──────── DATA FOR PROCESSING ────────

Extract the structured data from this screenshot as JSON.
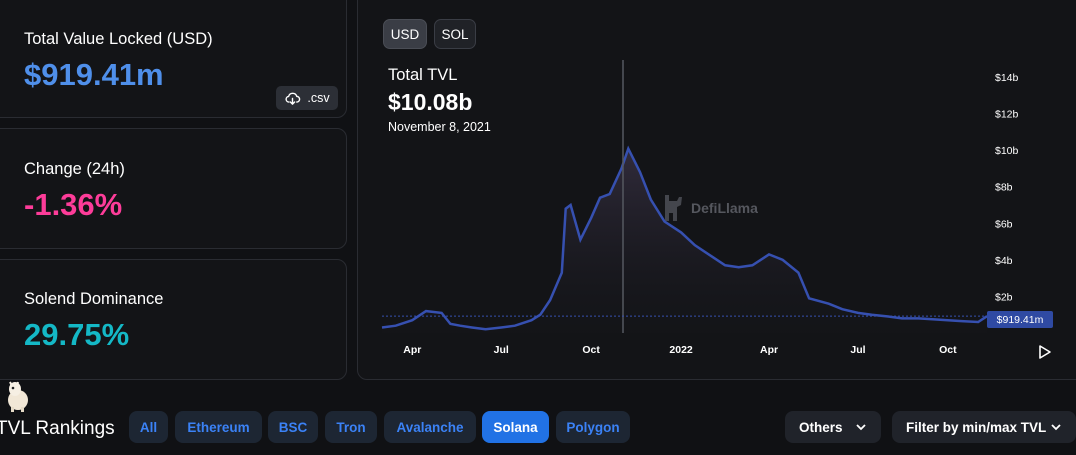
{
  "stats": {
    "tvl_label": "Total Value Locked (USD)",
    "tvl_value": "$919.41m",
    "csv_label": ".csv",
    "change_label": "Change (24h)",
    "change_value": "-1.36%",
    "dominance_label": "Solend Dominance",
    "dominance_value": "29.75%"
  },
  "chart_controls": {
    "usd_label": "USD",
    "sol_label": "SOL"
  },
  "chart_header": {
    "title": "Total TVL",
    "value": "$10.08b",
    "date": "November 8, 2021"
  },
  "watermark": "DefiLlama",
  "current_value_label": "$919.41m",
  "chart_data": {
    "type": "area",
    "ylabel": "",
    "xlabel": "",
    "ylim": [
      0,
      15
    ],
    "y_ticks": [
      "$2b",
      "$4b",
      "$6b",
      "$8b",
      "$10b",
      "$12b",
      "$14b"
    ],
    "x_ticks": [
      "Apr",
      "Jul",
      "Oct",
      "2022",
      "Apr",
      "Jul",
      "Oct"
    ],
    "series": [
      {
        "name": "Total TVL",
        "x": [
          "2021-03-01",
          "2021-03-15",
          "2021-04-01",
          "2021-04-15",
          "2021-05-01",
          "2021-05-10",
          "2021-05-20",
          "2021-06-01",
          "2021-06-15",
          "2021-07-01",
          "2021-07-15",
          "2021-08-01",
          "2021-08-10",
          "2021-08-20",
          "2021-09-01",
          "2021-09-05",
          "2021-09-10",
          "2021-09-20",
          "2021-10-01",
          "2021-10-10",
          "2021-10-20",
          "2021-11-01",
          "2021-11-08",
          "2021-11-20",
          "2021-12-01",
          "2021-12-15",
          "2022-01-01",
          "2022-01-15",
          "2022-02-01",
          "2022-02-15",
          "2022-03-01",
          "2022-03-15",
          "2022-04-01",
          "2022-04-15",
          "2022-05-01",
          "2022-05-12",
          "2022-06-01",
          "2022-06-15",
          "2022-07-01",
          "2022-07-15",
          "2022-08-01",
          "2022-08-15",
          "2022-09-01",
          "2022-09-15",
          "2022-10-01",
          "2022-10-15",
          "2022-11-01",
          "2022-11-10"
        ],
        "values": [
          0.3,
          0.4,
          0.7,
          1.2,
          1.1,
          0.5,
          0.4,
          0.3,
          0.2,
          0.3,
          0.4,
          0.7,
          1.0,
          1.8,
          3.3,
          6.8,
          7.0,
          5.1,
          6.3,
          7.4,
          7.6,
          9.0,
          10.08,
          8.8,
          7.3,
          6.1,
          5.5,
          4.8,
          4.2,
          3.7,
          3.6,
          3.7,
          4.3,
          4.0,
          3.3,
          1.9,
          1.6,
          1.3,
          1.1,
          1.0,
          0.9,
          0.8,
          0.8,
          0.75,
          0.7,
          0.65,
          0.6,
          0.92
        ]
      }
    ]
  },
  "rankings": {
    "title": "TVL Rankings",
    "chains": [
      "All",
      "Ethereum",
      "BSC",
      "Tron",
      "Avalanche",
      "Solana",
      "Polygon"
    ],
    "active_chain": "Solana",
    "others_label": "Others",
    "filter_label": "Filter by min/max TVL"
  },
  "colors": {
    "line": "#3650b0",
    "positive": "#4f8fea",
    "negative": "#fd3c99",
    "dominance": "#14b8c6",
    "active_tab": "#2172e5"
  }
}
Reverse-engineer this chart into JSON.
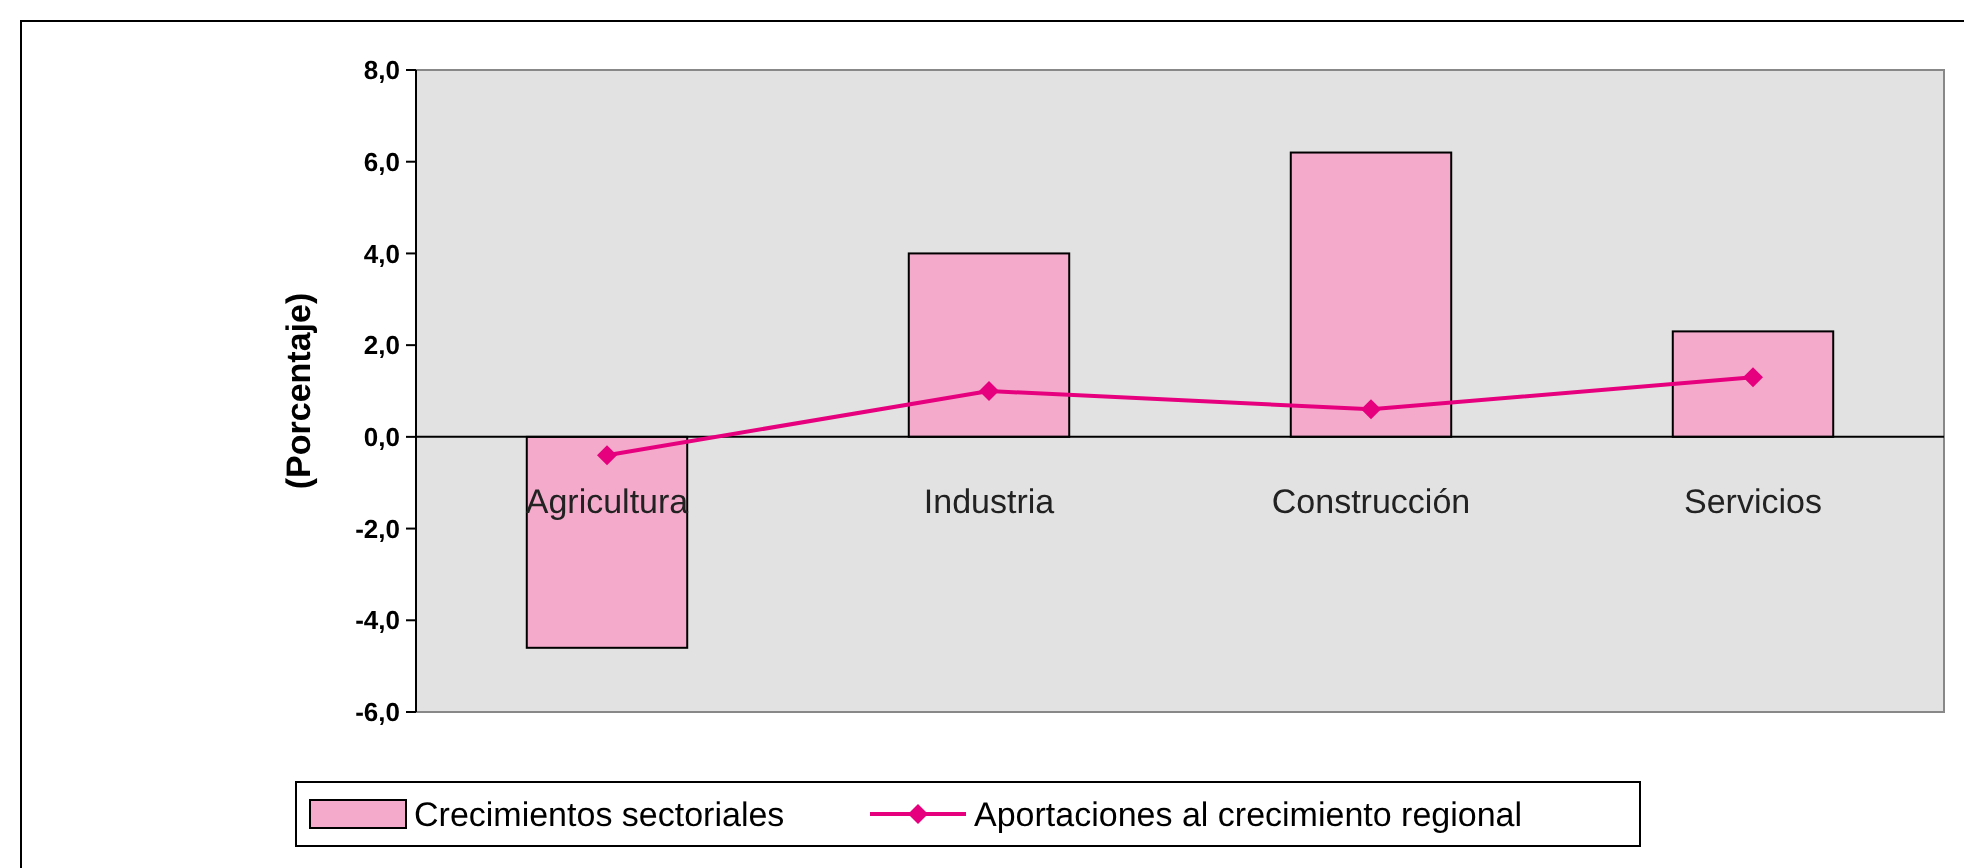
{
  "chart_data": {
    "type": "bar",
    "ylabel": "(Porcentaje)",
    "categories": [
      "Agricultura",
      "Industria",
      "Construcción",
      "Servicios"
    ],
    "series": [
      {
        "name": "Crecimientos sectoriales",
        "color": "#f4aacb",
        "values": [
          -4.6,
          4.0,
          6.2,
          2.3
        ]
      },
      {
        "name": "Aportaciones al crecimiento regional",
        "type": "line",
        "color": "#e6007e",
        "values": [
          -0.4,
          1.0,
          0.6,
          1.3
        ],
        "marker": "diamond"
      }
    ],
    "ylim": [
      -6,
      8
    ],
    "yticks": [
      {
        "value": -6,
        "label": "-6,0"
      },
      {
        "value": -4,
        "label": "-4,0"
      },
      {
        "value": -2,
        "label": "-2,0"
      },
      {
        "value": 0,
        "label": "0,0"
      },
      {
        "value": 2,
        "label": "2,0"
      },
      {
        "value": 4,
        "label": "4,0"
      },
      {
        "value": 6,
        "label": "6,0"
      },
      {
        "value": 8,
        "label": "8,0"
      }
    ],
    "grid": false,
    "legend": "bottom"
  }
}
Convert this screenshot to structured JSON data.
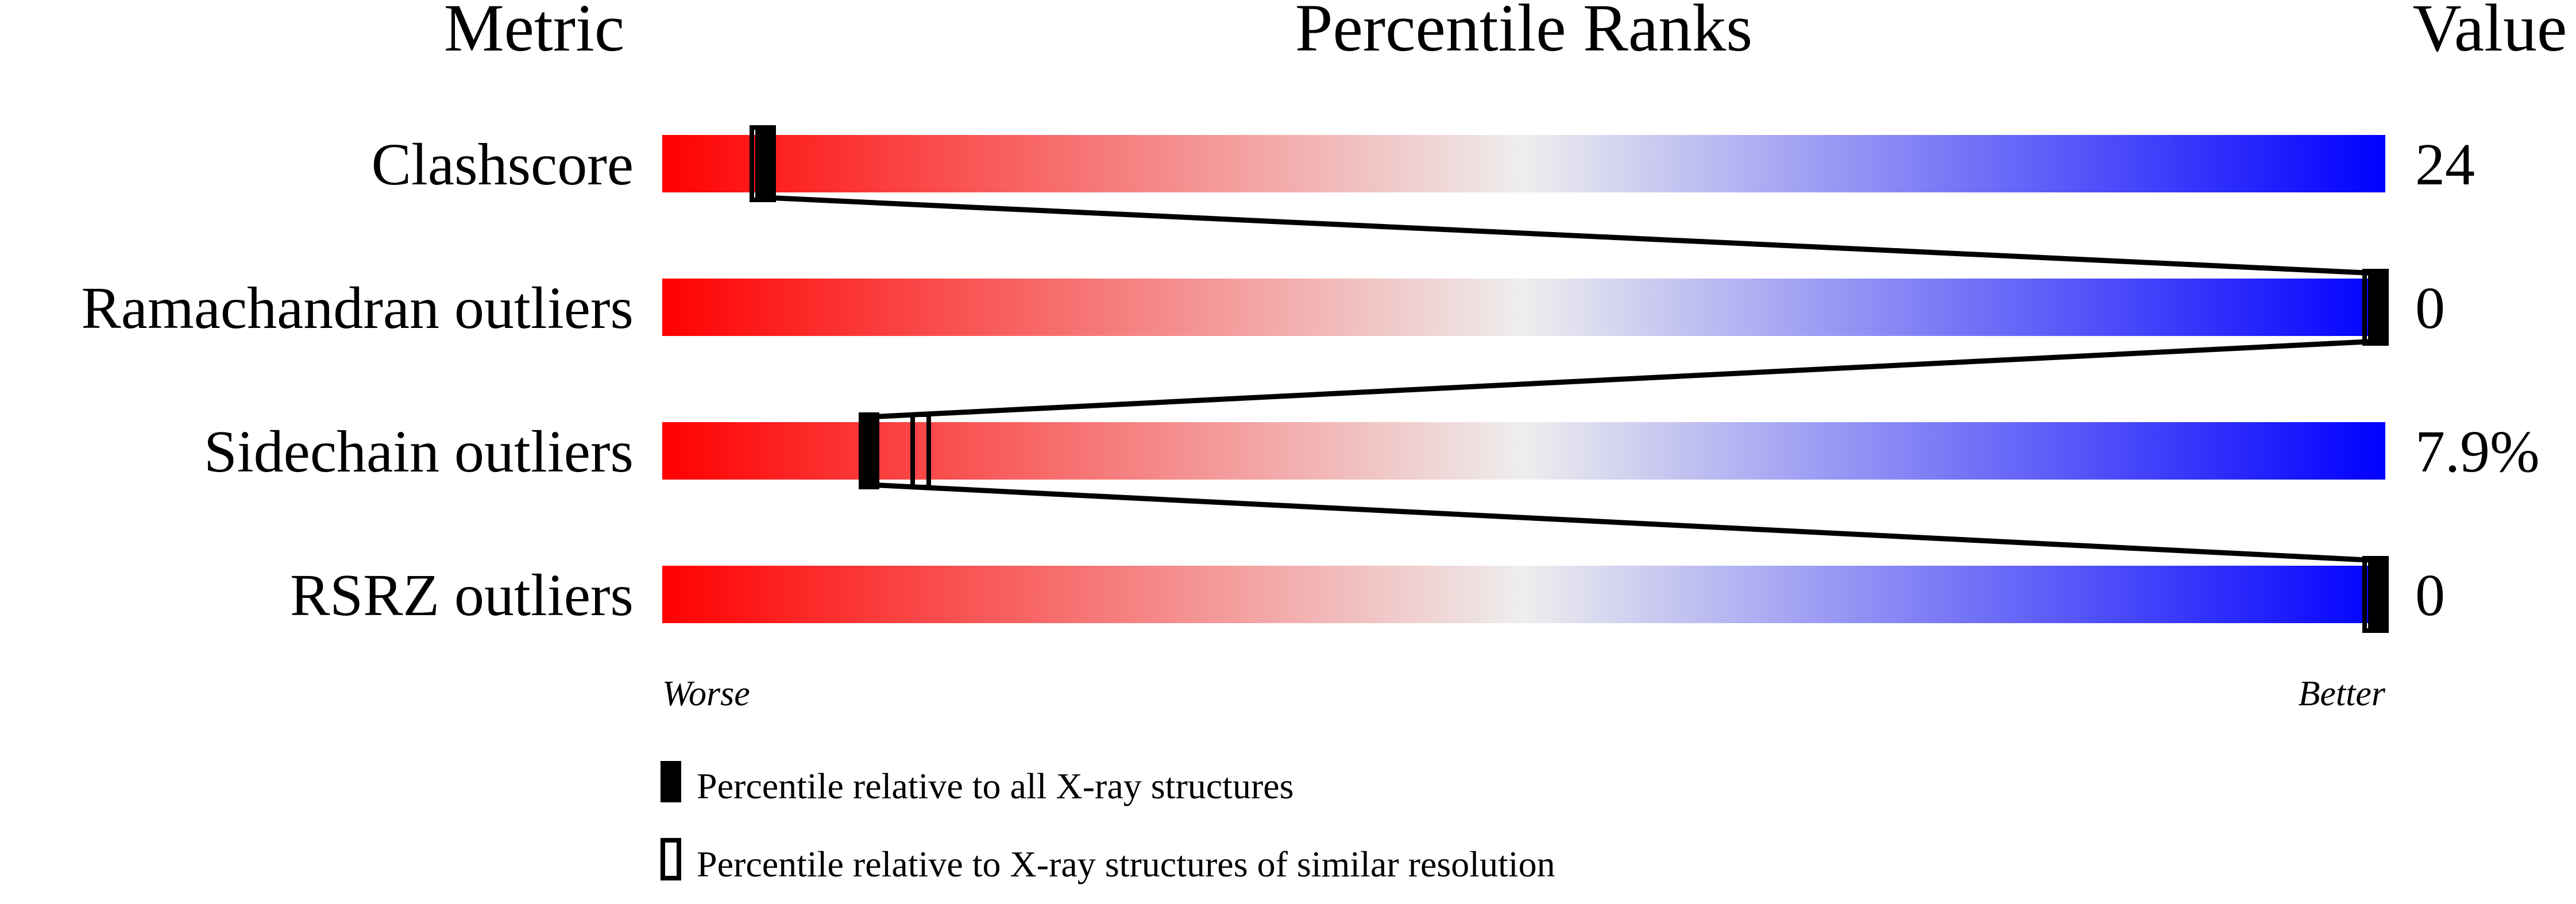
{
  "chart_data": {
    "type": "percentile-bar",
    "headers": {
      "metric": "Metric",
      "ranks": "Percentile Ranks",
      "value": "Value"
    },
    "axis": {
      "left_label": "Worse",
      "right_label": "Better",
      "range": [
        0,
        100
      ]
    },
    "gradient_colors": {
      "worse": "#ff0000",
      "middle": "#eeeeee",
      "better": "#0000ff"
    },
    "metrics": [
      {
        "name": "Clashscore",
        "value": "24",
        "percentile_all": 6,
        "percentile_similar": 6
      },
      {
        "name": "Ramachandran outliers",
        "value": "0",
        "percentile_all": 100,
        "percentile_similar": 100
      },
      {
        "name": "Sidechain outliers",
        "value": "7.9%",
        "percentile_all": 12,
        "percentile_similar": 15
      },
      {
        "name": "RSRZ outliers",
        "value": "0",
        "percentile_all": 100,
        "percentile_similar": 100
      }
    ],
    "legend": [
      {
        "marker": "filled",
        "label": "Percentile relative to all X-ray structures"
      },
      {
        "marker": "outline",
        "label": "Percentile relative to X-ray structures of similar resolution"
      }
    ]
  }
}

────────

§ **TASK TO CARRY OUT**
Report the number of lines of the listing above that hold the string "relative", with no other text.

§ **EXERCISE RESULT**
2